• EXTRACTED ENTRIES:
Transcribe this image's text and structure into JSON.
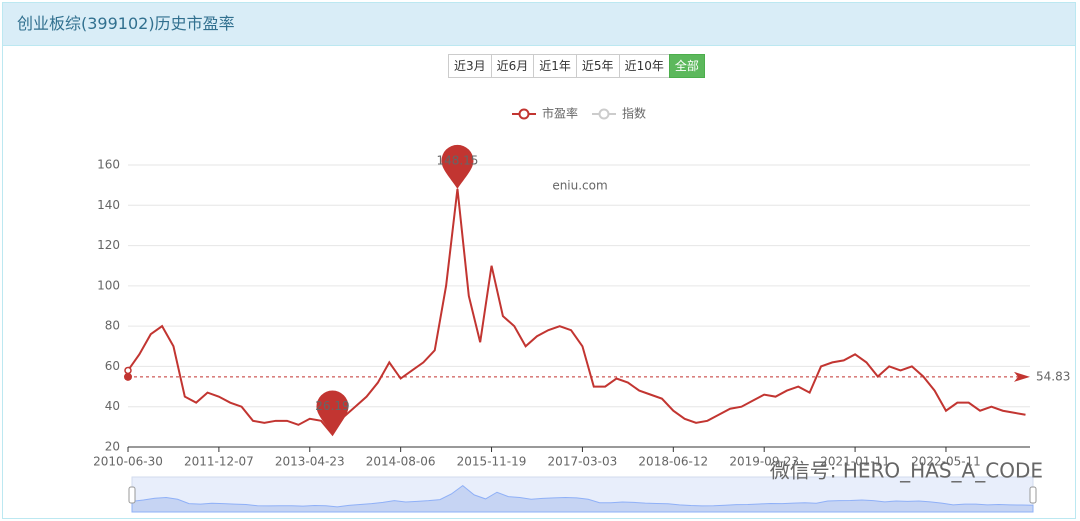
{
  "header": {
    "title": "创业板综(399102)历史市盈率"
  },
  "buttons": [
    "近3月",
    "近6月",
    "近1年",
    "近5年",
    "近10年",
    "全部"
  ],
  "active_button": "全部",
  "watermarks": [
    "eniu.com",
    "微信号: HERO_HAS_A_CODE"
  ],
  "chart_data": {
    "type": "line",
    "x": [
      "2010-06-30",
      null,
      null,
      null,
      null,
      null,
      null,
      null,
      "2011-12-07",
      null,
      null,
      null,
      null,
      null,
      null,
      null,
      "2013-04-23",
      null,
      null,
      null,
      null,
      null,
      null,
      null,
      "2014-08-06",
      null,
      null,
      null,
      null,
      null,
      null,
      null,
      "2015-11-19",
      null,
      null,
      null,
      null,
      null,
      null,
      null,
      "2017-03-03",
      null,
      null,
      null,
      null,
      null,
      null,
      null,
      "2018-06-12",
      null,
      null,
      null,
      null,
      null,
      null,
      null,
      "2019-09-23",
      null,
      null,
      null,
      null,
      null,
      null,
      null,
      "2021-01-11",
      null,
      null,
      null,
      null,
      null,
      null,
      null,
      "2022-05-11",
      null,
      null,
      null,
      null,
      null,
      null,
      null
    ],
    "series": [
      {
        "name": "市盈率",
        "color": "#c23531",
        "values": [
          58,
          66,
          76,
          80,
          70,
          45,
          42,
          47,
          45,
          42,
          40,
          33,
          32,
          33,
          33,
          31,
          34,
          33,
          26.19,
          35,
          40,
          45,
          52,
          62,
          54,
          58,
          62,
          68,
          100,
          148.15,
          95,
          72,
          110,
          85,
          80,
          70,
          75,
          78,
          80,
          78,
          70,
          50,
          50,
          54,
          52,
          48,
          46,
          44,
          38,
          34,
          32,
          33,
          36,
          39,
          40,
          43,
          46,
          45,
          48,
          50,
          47,
          60,
          62,
          63,
          66,
          62,
          55,
          60,
          58,
          60,
          55,
          48,
          38,
          42,
          42,
          38,
          40,
          38,
          37,
          36
        ]
      }
    ],
    "inactive_legend": [
      "指数"
    ],
    "mean_line": 54.83,
    "ylim": [
      20,
      160
    ],
    "yticks": [
      20,
      40,
      60,
      80,
      100,
      120,
      140,
      160
    ],
    "grid": true
  }
}
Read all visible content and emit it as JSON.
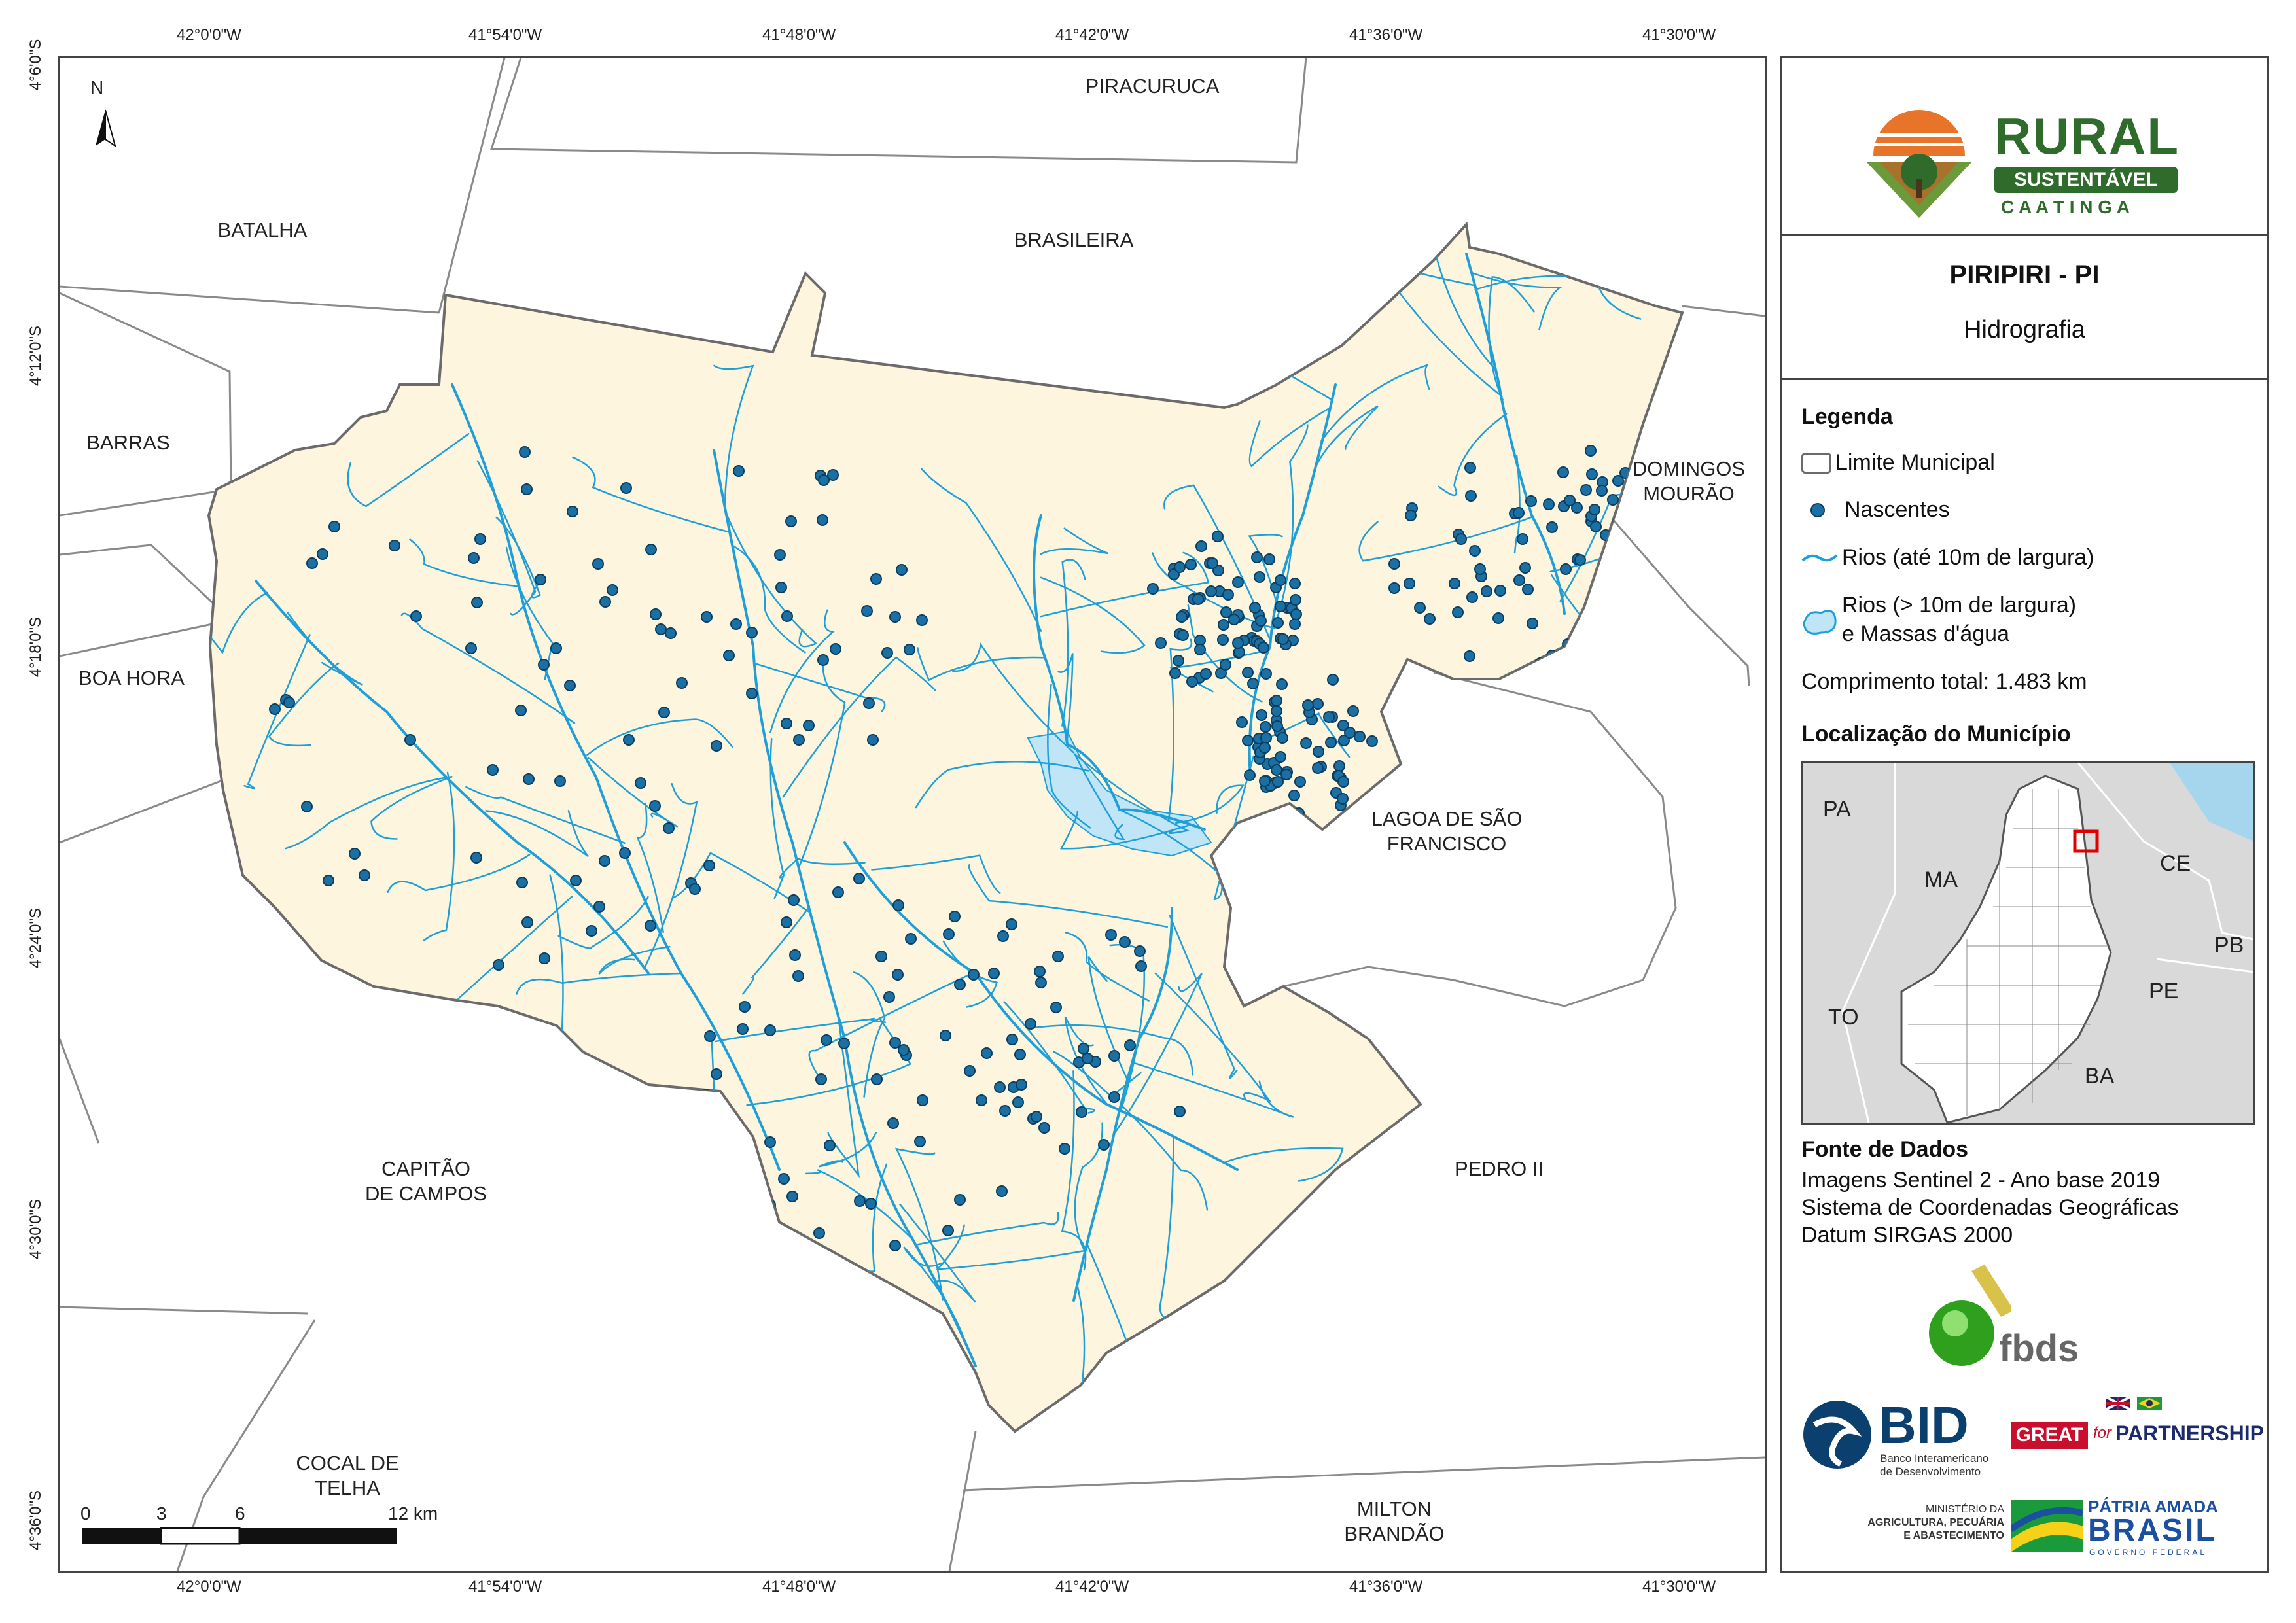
{
  "map": {
    "top_longitudes": [
      "42°0'0\"W",
      "41°54'0\"W",
      "41°48'0\"W",
      "41°42'0\"W",
      "41°36'0\"W",
      "41°30'0\"W"
    ],
    "bottom_longitudes": [
      "42°0'0\"W",
      "41°54'0\"W",
      "41°48'0\"W",
      "41°42'0\"W",
      "41°36'0\"W",
      "41°30'0\"W"
    ],
    "latitudes": [
      "4°6'0\"S",
      "4°12'0\"S",
      "4°18'0\"S",
      "4°24'0\"S",
      "4°30'0\"S",
      "4°36'0\"S"
    ],
    "north_label": "N",
    "neighbors": {
      "piracuruca": "PIRACURUCA",
      "batalha": "BATALHA",
      "brasileira": "BRASILEIRA",
      "barras": "BARRAS",
      "domingos_mourao": "DOMINGOS\nMOURÃO",
      "boa_hora": "BOA HORA",
      "lagoa": "LAGOA DE SÃO\nFRANCISCO",
      "capitao": "CAPITÃO\nDE CAMPOS",
      "pedro_ii": "PEDRO II",
      "cocal": "COCAL DE\nTELHA",
      "milton": "MILTON\nBRANDÃO"
    },
    "scale_labels": [
      "0",
      "3",
      "6",
      "12 km"
    ],
    "colors": {
      "municipality_fill": "#fdf5dd",
      "boundary": "#6b6b6b",
      "rivers": "#1e9fd8",
      "water_body": "#bfe5f6",
      "springs": "#1a6fa3"
    }
  },
  "panel": {
    "logo": {
      "rural": "RURAL",
      "sustentavel": "SUSTENTÁVEL",
      "caatinga": "C A A T I N G A"
    },
    "title": "PIRIPIRI - PI",
    "subtitle": "Hidrografia",
    "legend_title": "Legenda",
    "legend_items": {
      "limite": "Limite Municipal",
      "nascentes": "Nascentes",
      "rios": "Rios (até 10m de largura)",
      "rios_largos_1": "Rios (> 10m de largura)",
      "rios_largos_2": "e Massas d'água"
    },
    "comprimento": "Comprimento total:  1.483 km",
    "location_title": "Localização do Município",
    "location_labels": {
      "pa": "PA",
      "ma": "MA",
      "ce": "CE",
      "pb": "PB",
      "to": "TO",
      "pe": "PE",
      "ba": "BA"
    },
    "source_title": "Fonte de Dados",
    "sources": [
      "Imagens Sentinel 2 - Ano base 2019",
      "Sistema de Coordenadas Geográficas",
      "Datum SIRGAS 2000"
    ],
    "logos": {
      "fbds": "fbds",
      "bid": "BID",
      "bid_sub_1": "Banco Interamericano",
      "bid_sub_2": "de Desenvolvimento",
      "great": "GREAT",
      "for": "for",
      "partnership": "PARTNERSHIP",
      "ministerio_1": "MINISTÉRIO DA",
      "ministerio_2": "AGRICULTURA, PECUÁRIA",
      "ministerio_3": "E ABASTECIMENTO",
      "patria": "PÁTRIA AMADA",
      "brasil": "BRASIL",
      "governo": "GOVERNO FEDERAL"
    }
  }
}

• WORK TO COMPLETE:
Gather up every line from the listing above in which the word "largura" occurs.

• THE RESULT:
      "rios": "Rios (até 10m de largura)",
      "rios_largos_1": "Rios (> 10m de largura)",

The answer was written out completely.